** START **

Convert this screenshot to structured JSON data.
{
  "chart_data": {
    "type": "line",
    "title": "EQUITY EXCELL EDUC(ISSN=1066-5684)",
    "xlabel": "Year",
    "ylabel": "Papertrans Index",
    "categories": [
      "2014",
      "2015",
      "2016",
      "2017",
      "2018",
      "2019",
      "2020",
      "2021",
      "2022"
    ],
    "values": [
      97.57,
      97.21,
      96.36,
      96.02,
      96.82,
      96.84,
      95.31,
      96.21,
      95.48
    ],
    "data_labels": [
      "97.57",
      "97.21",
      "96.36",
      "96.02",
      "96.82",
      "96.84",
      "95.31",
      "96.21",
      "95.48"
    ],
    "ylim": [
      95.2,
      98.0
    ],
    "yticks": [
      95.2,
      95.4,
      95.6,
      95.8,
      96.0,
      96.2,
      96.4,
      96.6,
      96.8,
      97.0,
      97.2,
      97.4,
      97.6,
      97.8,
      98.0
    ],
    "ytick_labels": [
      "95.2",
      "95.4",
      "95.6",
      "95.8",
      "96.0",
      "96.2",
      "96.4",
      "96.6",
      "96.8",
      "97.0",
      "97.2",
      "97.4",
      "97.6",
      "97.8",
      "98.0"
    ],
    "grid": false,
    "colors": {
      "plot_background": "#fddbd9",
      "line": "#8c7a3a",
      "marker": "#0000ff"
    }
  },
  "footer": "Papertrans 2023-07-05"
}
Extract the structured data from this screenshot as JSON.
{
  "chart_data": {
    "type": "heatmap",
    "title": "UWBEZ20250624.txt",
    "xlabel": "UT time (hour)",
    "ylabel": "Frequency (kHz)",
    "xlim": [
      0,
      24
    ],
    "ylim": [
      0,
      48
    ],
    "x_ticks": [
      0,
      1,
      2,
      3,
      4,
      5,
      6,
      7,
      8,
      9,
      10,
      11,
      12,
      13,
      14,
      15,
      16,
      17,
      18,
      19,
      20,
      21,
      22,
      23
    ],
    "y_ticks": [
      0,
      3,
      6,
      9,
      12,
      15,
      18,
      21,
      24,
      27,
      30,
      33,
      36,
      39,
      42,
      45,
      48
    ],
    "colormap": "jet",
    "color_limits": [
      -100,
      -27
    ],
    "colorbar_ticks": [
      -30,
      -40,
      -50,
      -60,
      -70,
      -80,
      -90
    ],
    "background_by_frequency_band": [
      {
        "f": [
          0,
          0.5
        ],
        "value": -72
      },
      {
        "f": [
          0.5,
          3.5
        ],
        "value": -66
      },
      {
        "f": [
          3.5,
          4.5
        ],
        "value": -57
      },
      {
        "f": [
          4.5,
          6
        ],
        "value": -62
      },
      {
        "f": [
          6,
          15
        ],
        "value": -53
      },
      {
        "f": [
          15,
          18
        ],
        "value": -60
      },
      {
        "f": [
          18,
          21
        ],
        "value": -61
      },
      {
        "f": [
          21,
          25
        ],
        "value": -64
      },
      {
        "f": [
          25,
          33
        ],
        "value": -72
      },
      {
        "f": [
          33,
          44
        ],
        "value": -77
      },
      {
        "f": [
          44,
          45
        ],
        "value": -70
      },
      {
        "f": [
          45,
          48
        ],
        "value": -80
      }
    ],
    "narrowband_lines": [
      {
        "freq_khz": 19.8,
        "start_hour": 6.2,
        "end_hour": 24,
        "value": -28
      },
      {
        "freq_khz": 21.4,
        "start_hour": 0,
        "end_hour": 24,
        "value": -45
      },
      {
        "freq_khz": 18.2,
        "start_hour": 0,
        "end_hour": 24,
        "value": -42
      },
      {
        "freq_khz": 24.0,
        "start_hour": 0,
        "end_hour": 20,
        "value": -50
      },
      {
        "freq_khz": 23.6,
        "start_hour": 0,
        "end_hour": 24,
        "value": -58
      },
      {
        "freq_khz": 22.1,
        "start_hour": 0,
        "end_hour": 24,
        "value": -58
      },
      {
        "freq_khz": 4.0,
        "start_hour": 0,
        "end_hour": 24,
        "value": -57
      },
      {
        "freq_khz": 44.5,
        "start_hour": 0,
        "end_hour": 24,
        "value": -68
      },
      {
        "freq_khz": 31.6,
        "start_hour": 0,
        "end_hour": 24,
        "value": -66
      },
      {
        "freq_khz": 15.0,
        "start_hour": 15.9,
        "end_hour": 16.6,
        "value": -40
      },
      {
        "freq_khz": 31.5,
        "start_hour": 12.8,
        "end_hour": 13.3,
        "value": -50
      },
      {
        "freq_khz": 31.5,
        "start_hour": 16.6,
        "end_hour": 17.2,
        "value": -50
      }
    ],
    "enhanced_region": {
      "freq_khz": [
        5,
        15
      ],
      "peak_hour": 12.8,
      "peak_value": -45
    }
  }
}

** END **

> The exercise:
Reproduce every line of the material above exactly.

> Final answer:
Convert this screenshot to structured JSON data.
{
  "chart_data": {
    "type": "line",
    "title": "EQUITY EXCELL EDUC(ISSN=1066-5684)",
    "xlabel": "Year",
    "ylabel": "Papertrans Index",
    "categories": [
      "2014",
      "2015",
      "2016",
      "2017",
      "2018",
      "2019",
      "2020",
      "2021",
      "2022"
    ],
    "values": [
      97.57,
      97.21,
      96.36,
      96.02,
      96.82,
      96.84,
      95.31,
      96.21,
      95.48
    ],
    "data_labels": [
      "97.57",
      "97.21",
      "96.36",
      "96.02",
      "96.82",
      "96.84",
      "95.31",
      "96.21",
      "95.48"
    ],
    "ylim": [
      95.2,
      98.0
    ],
    "yticks": [
      95.2,
      95.4,
      95.6,
      95.8,
      96.0,
      96.2,
      96.4,
      96.6,
      96.8,
      97.0,
      97.2,
      97.4,
      97.6,
      97.8,
      98.0
    ],
    "ytick_labels": [
      "95.2",
      "95.4",
      "95.6",
      "95.8",
      "96.0",
      "96.2",
      "96.4",
      "96.6",
      "96.8",
      "97.0",
      "97.2",
      "97.4",
      "97.6",
      "97.8",
      "98.0"
    ],
    "grid": false,
    "colors": {
      "plot_background": "#fddbd9",
      "line": "#8c7a3a",
      "marker": "#0000ff"
    }
  },
  "footer": "Papertrans 2023-07-05"
}
Extract the structured data from this screenshot as JSON.
{
  "chart_data": {
    "type": "heatmap",
    "title": "UWBEZ20250624.txt",
    "xlabel": "UT time (hour)",
    "ylabel": "Frequency (kHz)",
    "xlim": [
      0,
      24
    ],
    "ylim": [
      0,
      48
    ],
    "x_ticks": [
      0,
      1,
      2,
      3,
      4,
      5,
      6,
      7,
      8,
      9,
      10,
      11,
      12,
      13,
      14,
      15,
      16,
      17,
      18,
      19,
      20,
      21,
      22,
      23
    ],
    "y_ticks": [
      0,
      3,
      6,
      9,
      12,
      15,
      18,
      21,
      24,
      27,
      30,
      33,
      36,
      39,
      42,
      45,
      48
    ],
    "colormap": "jet",
    "color_limits": [
      -100,
      -27
    ],
    "colorbar_ticks": [
      -30,
      -40,
      -50,
      -60,
      -70,
      -80,
      -90
    ],
    "background_by_frequency_band": [
      {
        "f": [
          0,
          0.5
        ],
        "value": -72
      },
      {
        "f": [
          0.5,
          3.5
        ],
        "value": -66
      },
      {
        "f": [
          3.5,
          4.5
        ],
        "value": -57
      },
      {
        "f": [
          4.5,
          6
        ],
        "value": -62
      },
      {
        "f": [
          6,
          15
        ],
        "value": -53
      },
      {
        "f": [
          15,
          18
        ],
        "value": -60
      },
      {
        "f": [
          18,
          21
        ],
        "value": -61
      },
      {
        "f": [
          21,
          25
        ],
        "value": -64
      },
      {
        "f": [
          25,
          33
        ],
        "value": -72
      },
      {
        "f": [
          33,
          44
        ],
        "value": -77
      },
      {
        "f": [
          44,
          45
        ],
        "value": -70
      },
      {
        "f": [
          45,
          48
        ],
        "value": -80
      }
    ],
    "narrowband_lines": [
      {
        "freq_khz": 19.8,
        "start_hour": 6.2,
        "end_hour": 24,
        "value": -28
      },
      {
        "freq_khz": 21.4,
        "start_hour": 0,
        "end_hour": 24,
        "value": -45
      },
      {
        "freq_khz": 18.2,
        "start_hour": 0,
        "end_hour": 24,
        "value": -42
      },
      {
        "freq_khz": 24.0,
        "start_hour": 0,
        "end_hour": 20,
        "value": -50
      },
      {
        "freq_khz": 23.6,
        "start_hour": 0,
        "end_hour": 24,
        "value": -58
      },
      {
        "freq_khz": 22.1,
        "start_hour": 0,
        "end_hour": 24,
        "value": -58
      },
      {
        "freq_khz": 4.0,
        "start_hour": 0,
        "end_hour": 24,
        "value": -57
      },
      {
        "freq_khz": 44.5,
        "start_hour": 0,
        "end_hour": 24,
        "value": -68
      },
      {
        "freq_khz": 31.6,
        "start_hour": 0,
        "end_hour": 24,
        "value": -66
      },
      {
        "freq_khz": 15.0,
        "start_hour": 15.9,
        "end_hour": 16.6,
        "value": -40
      },
      {
        "freq_khz": 31.5,
        "start_hour": 12.8,
        "end_hour": 13.3,
        "value": -50
      },
      {
        "freq_khz": 31.5,
        "start_hour": 16.6,
        "end_hour": 17.2,
        "value": -50
      }
    ],
    "enhanced_region": {
      "freq_khz": [
        5,
        15
      ],
      "peak_hour": 12.8,
      "peak_value": -45
    }
  }
}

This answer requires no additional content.